To do »
Go through the entries below and copy each line containing the word "axis".

The data »
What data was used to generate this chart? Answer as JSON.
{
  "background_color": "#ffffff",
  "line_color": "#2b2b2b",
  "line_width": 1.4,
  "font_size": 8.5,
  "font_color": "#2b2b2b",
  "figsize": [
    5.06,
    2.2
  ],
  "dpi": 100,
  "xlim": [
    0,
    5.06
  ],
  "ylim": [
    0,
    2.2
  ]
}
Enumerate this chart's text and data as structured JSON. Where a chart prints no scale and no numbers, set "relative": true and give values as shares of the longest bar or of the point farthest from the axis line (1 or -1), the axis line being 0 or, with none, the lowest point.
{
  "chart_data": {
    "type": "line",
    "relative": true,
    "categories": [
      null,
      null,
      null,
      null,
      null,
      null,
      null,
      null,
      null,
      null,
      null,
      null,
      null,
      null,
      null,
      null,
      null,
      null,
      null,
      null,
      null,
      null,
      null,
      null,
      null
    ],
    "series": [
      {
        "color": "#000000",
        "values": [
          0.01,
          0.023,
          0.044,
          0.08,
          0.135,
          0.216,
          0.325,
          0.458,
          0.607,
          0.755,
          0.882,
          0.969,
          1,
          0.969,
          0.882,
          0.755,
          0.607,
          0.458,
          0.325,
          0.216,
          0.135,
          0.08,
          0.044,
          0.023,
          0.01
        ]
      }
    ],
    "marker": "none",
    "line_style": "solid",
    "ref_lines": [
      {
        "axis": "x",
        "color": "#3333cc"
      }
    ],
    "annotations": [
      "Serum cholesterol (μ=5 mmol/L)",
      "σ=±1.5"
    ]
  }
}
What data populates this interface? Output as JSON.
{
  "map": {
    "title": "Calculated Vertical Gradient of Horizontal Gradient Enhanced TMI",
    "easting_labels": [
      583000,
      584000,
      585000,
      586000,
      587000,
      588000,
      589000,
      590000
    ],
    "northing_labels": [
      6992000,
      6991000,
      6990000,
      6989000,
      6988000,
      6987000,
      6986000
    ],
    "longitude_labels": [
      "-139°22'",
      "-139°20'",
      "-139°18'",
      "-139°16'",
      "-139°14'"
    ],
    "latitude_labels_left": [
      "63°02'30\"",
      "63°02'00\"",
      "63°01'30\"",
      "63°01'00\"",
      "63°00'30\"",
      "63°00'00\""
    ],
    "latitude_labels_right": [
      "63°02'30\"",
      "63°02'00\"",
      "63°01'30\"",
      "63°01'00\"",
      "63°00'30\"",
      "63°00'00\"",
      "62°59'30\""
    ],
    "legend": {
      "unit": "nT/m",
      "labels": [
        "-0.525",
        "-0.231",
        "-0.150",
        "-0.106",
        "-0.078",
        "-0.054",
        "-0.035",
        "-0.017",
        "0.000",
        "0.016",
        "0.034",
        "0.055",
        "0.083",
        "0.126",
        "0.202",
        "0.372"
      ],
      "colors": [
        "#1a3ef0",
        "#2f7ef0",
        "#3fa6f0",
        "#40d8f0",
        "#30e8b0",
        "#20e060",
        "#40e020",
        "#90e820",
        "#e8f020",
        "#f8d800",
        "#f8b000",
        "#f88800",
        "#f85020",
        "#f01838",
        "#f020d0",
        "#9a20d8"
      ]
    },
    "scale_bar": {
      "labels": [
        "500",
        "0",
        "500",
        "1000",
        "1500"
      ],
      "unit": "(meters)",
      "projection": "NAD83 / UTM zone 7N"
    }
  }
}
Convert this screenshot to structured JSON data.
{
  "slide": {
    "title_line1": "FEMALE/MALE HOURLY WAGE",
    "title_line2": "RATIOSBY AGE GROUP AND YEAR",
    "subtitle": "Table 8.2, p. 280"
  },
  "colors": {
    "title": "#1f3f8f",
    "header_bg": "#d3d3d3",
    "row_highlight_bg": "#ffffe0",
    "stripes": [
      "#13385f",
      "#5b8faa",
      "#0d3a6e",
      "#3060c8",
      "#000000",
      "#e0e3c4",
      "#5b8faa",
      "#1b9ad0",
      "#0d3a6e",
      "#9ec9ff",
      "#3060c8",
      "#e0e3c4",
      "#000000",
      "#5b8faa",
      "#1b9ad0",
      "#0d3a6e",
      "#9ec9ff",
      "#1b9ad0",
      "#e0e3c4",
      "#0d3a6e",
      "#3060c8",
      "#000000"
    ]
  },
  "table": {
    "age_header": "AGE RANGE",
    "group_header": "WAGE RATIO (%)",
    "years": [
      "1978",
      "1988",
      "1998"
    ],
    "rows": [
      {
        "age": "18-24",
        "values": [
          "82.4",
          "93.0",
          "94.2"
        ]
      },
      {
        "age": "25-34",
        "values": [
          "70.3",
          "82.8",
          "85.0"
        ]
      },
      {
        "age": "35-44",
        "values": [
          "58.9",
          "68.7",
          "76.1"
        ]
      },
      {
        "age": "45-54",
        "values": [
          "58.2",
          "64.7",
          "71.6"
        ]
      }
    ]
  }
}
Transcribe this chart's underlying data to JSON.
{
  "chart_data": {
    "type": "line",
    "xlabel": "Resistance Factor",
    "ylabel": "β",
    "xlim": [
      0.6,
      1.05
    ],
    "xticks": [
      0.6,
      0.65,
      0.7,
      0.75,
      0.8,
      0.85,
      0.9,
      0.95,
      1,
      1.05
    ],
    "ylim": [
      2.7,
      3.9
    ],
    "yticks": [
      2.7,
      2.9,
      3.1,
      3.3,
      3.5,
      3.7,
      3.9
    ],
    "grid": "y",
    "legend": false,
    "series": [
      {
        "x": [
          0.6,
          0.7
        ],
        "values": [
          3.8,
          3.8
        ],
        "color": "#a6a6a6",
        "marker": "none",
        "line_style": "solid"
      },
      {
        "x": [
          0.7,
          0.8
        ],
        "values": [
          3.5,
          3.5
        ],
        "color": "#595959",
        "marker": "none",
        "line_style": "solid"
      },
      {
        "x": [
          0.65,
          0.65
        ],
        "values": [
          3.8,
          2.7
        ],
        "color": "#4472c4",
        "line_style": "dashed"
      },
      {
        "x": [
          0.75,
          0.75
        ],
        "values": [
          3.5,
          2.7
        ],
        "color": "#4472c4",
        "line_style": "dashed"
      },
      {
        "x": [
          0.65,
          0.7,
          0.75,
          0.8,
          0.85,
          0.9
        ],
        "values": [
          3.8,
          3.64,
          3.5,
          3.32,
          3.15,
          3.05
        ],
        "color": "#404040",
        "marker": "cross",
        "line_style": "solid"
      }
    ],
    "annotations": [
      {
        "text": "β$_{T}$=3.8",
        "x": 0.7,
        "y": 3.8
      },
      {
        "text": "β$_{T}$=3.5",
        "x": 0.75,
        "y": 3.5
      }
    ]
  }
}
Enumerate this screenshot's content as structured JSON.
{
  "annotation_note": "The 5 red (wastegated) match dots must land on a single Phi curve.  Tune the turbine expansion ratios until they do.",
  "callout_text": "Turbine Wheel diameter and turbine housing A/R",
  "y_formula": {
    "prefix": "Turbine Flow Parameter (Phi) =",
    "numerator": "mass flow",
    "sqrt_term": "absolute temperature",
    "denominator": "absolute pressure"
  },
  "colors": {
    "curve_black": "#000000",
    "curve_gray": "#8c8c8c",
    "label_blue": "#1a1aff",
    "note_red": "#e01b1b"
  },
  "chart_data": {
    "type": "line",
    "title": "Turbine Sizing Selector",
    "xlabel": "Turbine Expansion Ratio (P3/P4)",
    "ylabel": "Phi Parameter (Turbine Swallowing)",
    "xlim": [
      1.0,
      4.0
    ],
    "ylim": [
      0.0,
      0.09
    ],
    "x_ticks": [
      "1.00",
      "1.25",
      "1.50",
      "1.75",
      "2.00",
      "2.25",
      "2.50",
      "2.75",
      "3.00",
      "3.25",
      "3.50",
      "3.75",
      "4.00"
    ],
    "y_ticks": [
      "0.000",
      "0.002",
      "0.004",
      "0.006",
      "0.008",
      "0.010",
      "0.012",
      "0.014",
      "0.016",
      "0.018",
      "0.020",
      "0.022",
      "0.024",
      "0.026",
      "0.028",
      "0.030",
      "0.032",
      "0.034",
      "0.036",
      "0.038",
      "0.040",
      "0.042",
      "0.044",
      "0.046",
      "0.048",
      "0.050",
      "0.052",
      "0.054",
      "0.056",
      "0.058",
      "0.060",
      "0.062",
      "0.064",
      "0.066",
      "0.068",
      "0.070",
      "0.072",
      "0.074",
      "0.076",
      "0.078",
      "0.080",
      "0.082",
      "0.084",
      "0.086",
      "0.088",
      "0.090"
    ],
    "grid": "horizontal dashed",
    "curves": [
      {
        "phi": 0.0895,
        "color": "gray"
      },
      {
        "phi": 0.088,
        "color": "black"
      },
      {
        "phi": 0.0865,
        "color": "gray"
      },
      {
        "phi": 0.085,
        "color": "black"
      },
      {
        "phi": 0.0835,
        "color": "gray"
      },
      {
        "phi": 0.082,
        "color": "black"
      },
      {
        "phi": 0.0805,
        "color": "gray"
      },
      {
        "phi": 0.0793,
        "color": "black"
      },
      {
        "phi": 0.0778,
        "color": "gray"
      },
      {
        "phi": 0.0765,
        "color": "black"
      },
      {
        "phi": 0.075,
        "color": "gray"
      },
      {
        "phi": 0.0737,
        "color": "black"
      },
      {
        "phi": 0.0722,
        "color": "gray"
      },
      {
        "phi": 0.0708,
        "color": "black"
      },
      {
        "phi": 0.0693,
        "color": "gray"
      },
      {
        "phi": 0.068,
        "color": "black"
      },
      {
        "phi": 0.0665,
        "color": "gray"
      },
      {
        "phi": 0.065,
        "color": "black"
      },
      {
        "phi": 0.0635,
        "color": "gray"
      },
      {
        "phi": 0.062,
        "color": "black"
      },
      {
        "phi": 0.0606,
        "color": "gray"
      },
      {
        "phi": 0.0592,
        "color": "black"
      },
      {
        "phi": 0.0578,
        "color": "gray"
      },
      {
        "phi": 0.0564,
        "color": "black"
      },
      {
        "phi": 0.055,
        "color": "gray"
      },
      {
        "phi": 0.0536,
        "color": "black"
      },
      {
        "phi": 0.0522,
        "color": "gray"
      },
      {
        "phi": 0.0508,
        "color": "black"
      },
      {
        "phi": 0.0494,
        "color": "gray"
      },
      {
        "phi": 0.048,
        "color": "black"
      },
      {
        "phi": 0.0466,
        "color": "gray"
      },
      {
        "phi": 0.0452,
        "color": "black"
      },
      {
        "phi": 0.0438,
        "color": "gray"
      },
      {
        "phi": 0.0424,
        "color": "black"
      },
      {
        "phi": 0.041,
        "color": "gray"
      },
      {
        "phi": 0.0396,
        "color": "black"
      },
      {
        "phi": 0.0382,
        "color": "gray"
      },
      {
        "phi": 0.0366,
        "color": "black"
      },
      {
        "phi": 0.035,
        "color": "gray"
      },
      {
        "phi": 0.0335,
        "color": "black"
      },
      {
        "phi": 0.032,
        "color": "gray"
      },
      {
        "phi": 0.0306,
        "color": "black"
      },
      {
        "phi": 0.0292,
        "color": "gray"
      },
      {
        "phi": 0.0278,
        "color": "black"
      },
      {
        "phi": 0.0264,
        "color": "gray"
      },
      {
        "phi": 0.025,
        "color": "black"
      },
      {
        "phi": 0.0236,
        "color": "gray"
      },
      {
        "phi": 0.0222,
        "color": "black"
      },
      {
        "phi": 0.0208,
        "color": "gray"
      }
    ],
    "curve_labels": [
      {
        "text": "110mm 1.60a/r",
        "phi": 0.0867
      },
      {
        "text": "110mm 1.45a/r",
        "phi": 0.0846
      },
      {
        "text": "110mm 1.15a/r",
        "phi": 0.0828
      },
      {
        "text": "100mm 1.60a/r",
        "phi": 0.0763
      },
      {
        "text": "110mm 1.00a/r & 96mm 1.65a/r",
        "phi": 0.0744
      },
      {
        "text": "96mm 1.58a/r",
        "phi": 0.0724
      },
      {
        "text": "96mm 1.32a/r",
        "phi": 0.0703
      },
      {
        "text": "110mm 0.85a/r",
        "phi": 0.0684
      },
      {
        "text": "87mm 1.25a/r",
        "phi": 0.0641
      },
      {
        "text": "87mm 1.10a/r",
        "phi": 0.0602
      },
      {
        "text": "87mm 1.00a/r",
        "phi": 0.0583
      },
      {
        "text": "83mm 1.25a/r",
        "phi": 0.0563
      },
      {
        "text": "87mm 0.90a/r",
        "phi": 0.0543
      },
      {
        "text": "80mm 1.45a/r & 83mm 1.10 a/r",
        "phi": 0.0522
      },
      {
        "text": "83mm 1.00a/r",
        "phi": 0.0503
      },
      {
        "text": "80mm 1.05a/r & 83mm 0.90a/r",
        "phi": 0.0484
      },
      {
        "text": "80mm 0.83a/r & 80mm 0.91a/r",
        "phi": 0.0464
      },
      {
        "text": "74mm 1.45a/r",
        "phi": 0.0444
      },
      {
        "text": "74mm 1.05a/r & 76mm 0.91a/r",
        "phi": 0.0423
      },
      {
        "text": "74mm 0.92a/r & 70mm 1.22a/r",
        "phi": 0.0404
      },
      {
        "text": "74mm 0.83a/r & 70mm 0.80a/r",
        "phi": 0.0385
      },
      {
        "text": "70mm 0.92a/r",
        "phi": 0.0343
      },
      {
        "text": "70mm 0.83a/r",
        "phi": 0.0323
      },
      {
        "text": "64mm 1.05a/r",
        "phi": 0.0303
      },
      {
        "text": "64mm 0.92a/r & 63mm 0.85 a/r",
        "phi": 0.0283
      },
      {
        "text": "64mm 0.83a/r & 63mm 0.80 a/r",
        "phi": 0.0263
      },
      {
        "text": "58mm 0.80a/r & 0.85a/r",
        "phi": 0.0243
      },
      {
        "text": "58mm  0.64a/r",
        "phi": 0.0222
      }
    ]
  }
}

Output below »
Enumerate this chart's text and data as structured JSON. Where a chart prints no scale and no numbers, set "relative": true and give values as shares of the longest bar or of the point farthest from the axis line (1 or -1), the axis line being 0 or, with none, the lowest point.
        "axis": "x",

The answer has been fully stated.